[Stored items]
....
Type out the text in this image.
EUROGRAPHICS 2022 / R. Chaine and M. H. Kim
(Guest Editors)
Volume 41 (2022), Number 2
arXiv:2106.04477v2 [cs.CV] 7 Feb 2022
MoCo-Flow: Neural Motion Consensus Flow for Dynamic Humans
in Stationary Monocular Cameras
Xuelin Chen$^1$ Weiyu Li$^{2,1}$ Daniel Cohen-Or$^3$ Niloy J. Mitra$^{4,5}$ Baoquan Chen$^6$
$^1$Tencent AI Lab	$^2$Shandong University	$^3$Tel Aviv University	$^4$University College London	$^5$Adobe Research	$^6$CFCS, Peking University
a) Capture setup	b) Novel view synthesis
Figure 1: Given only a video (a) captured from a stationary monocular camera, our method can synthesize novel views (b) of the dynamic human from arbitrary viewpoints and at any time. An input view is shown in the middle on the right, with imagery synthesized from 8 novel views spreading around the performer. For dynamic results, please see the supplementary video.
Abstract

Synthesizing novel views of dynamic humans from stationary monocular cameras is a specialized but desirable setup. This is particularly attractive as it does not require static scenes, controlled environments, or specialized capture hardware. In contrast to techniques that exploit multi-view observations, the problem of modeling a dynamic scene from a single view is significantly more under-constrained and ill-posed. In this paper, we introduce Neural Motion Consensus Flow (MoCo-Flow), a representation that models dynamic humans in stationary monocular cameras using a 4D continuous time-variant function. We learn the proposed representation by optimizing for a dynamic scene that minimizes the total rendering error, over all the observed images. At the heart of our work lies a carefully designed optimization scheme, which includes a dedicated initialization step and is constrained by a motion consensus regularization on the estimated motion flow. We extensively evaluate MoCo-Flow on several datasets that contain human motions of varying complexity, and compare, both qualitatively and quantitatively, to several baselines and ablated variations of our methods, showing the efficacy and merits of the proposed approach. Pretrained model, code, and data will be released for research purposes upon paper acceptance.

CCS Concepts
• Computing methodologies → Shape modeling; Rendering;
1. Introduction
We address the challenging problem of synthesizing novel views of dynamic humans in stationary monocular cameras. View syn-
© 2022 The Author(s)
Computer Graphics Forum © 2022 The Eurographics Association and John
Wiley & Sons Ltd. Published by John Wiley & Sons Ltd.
....
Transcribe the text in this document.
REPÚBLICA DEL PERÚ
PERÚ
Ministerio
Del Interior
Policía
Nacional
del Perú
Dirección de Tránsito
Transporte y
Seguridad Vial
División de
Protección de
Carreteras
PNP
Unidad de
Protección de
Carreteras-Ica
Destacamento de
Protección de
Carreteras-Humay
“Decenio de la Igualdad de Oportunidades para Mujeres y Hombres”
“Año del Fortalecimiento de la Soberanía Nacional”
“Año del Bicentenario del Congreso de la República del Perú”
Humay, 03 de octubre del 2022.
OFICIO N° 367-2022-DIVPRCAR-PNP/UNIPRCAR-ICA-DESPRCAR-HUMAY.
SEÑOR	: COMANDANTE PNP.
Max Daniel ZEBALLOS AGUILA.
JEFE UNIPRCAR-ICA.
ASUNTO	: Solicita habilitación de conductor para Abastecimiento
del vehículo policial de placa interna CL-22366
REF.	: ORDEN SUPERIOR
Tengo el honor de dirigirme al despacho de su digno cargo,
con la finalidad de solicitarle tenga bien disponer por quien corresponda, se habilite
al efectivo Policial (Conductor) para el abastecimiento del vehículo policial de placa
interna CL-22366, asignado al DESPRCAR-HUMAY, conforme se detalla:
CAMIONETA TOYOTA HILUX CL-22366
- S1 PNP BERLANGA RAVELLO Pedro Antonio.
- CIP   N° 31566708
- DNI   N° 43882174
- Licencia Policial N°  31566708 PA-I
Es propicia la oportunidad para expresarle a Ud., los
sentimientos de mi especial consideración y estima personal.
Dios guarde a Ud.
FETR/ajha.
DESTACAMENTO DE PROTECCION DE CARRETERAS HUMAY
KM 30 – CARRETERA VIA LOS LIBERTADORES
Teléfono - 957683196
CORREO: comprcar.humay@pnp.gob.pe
....
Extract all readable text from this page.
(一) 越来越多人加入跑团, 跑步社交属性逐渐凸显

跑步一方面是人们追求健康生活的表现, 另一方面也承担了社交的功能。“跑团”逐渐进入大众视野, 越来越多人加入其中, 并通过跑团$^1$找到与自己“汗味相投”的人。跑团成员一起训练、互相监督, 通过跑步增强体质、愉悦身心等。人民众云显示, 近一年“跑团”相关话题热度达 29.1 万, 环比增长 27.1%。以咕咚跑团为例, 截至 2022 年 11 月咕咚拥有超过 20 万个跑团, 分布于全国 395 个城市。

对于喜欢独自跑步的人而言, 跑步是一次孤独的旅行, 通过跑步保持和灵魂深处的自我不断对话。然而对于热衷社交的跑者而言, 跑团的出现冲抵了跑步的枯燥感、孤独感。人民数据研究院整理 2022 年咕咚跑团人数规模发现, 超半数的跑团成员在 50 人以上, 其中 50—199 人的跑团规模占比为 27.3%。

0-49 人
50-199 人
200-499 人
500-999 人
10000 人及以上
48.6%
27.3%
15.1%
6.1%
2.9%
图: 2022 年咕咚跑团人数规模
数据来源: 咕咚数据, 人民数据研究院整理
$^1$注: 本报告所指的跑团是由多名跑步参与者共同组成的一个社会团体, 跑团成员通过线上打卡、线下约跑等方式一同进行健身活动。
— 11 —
....
## [Task description]
Collect the lines of the data that carry the word "DESPRCAR".

## [Written reply]
OFICIO N° 367-2022-DIVPRCAR-PNP/UNIPRCAR-ICA-DESPRCAR-HUMAY.
interna CL-22366, asignado al DESPRCAR-HUMAY, conforme se detalla:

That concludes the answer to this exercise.